┌────────

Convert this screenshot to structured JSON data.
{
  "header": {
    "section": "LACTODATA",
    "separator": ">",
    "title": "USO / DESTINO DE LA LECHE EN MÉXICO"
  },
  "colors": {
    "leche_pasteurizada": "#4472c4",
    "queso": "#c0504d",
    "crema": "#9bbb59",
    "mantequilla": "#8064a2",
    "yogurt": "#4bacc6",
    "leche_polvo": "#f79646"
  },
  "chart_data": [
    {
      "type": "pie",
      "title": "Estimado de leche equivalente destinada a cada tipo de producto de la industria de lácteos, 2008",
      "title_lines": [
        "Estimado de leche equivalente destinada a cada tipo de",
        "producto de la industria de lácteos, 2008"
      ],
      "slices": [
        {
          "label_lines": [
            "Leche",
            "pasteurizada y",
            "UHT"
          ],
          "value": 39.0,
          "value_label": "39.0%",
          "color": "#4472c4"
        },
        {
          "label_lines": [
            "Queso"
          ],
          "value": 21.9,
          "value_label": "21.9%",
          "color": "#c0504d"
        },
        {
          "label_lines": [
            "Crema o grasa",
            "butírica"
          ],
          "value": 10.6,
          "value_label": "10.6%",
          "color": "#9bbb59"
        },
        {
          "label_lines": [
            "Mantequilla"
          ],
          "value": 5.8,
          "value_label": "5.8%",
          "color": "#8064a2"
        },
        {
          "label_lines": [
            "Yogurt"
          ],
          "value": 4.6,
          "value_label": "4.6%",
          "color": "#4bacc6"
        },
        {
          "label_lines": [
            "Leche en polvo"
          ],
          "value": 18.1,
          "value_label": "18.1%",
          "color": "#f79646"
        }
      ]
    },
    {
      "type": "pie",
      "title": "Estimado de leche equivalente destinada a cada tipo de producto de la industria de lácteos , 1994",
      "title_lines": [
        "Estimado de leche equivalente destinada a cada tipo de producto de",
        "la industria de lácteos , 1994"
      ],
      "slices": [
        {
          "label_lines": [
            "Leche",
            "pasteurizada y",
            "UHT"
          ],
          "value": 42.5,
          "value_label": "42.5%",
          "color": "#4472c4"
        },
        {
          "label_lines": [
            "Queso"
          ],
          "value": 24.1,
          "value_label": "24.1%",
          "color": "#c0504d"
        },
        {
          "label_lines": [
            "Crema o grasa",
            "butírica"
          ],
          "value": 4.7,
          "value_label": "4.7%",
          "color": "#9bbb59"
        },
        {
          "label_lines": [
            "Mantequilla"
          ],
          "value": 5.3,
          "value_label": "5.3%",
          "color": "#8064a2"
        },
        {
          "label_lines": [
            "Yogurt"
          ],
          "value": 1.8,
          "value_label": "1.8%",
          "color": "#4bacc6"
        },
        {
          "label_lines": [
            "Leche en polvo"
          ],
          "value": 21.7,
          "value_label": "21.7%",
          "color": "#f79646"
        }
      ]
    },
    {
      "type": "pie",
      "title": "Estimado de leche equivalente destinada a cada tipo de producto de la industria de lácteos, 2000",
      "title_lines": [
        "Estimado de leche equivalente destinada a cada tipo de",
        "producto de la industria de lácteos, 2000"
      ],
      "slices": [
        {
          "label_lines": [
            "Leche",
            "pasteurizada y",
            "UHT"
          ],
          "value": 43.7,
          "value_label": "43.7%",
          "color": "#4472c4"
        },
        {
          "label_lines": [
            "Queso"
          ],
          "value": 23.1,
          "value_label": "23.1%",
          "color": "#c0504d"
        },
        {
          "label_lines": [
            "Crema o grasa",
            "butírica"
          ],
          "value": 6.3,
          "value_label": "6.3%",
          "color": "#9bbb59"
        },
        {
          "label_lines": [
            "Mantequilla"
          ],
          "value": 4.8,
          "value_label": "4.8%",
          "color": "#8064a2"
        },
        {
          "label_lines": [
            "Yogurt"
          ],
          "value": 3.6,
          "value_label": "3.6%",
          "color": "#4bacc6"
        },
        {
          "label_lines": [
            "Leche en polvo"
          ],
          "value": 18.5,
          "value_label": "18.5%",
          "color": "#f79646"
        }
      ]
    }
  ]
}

└────────
┌────────

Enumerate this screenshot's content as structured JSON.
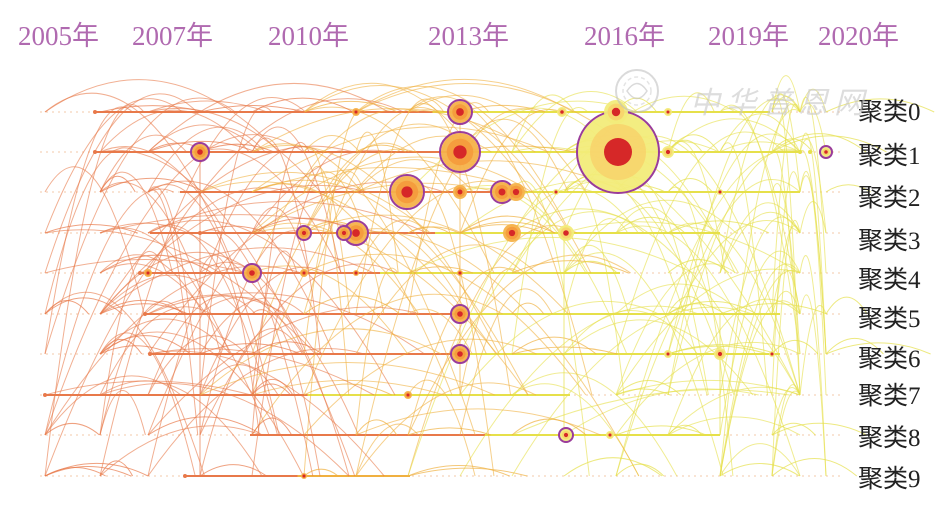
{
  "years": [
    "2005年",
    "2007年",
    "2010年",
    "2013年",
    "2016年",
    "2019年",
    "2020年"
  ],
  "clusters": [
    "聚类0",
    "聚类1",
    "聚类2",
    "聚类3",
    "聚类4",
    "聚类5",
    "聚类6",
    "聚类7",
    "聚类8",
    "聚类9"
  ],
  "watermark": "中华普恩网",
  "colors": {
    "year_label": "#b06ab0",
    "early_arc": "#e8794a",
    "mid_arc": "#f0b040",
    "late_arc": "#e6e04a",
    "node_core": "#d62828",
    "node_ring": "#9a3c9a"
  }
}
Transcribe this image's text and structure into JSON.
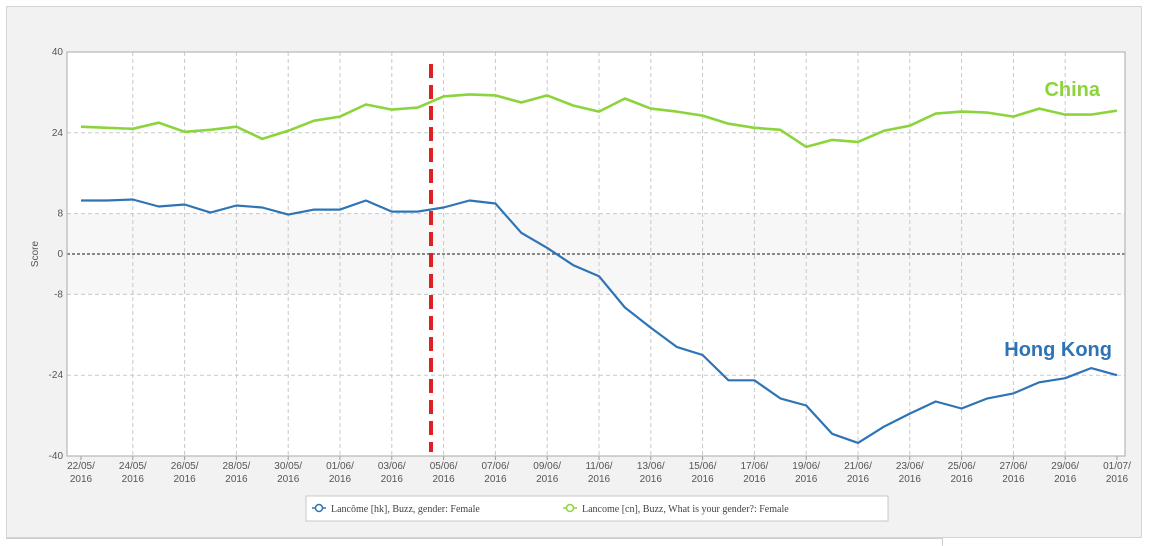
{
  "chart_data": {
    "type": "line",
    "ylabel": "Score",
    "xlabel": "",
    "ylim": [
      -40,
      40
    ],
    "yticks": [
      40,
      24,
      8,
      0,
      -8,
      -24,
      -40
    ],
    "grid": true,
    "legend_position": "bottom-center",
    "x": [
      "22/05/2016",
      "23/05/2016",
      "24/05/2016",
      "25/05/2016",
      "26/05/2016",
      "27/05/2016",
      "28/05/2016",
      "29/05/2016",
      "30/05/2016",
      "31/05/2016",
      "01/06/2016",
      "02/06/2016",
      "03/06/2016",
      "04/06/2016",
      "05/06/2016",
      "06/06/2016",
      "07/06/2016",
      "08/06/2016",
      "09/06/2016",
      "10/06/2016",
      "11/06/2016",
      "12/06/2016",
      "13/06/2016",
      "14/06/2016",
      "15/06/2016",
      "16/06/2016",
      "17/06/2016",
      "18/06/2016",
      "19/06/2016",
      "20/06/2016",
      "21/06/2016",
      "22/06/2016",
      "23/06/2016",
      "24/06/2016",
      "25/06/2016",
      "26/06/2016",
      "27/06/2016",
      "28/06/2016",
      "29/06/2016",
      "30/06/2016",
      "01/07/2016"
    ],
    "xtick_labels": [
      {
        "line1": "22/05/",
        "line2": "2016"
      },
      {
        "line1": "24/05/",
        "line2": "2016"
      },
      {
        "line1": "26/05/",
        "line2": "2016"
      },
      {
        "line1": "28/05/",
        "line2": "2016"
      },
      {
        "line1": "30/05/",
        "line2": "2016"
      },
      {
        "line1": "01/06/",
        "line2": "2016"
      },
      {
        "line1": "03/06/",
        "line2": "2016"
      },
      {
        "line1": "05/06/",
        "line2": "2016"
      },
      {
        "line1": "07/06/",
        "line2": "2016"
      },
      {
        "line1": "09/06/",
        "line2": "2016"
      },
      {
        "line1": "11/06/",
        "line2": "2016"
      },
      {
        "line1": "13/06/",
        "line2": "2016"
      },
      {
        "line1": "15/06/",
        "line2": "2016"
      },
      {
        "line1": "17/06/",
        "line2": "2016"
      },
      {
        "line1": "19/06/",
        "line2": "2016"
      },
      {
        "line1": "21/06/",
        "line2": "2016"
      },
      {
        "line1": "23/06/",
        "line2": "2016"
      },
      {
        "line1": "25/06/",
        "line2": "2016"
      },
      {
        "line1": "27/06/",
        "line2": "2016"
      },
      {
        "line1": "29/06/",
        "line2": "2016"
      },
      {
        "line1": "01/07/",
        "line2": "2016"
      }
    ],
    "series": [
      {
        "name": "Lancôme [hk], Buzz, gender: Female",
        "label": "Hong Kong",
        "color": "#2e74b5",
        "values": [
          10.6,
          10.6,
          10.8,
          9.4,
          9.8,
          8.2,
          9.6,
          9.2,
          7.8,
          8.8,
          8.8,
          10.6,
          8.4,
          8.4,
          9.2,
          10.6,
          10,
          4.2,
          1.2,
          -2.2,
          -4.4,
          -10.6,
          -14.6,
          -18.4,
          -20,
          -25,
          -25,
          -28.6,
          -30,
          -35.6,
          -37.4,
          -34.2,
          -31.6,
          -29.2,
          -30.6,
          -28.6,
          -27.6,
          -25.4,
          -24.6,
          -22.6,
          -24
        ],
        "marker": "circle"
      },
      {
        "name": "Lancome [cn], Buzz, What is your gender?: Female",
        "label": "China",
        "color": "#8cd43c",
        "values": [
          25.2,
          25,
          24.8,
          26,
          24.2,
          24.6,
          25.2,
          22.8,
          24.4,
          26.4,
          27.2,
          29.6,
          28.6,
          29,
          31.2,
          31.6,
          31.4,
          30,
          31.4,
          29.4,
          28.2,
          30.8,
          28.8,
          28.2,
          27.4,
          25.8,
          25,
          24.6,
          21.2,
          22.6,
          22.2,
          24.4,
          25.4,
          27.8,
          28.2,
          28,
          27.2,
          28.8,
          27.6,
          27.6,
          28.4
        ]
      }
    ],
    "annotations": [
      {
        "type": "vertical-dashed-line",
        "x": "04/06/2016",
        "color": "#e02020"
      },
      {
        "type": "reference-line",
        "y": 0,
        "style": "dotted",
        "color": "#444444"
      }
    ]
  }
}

└────────

SET TASK -
Which lines contain "industria"? Copy each of them out.

FINAL RESULT -
      "title": "Estimado de leche equivalente destinada a cada tipo de producto de la industria de lácteos, 2008",
        "producto de la industria de lácteos, 2008"
      "title": "Estimado de leche equivalente destinada a cada tipo de producto de la industria de lácteos , 1994",
        "la industria de lácteos , 1994"
      "title": "Estimado de leche equivalente destinada a cada tipo de producto de la industria de lácteos, 2000",
        "producto de la industria de lácteos, 2000"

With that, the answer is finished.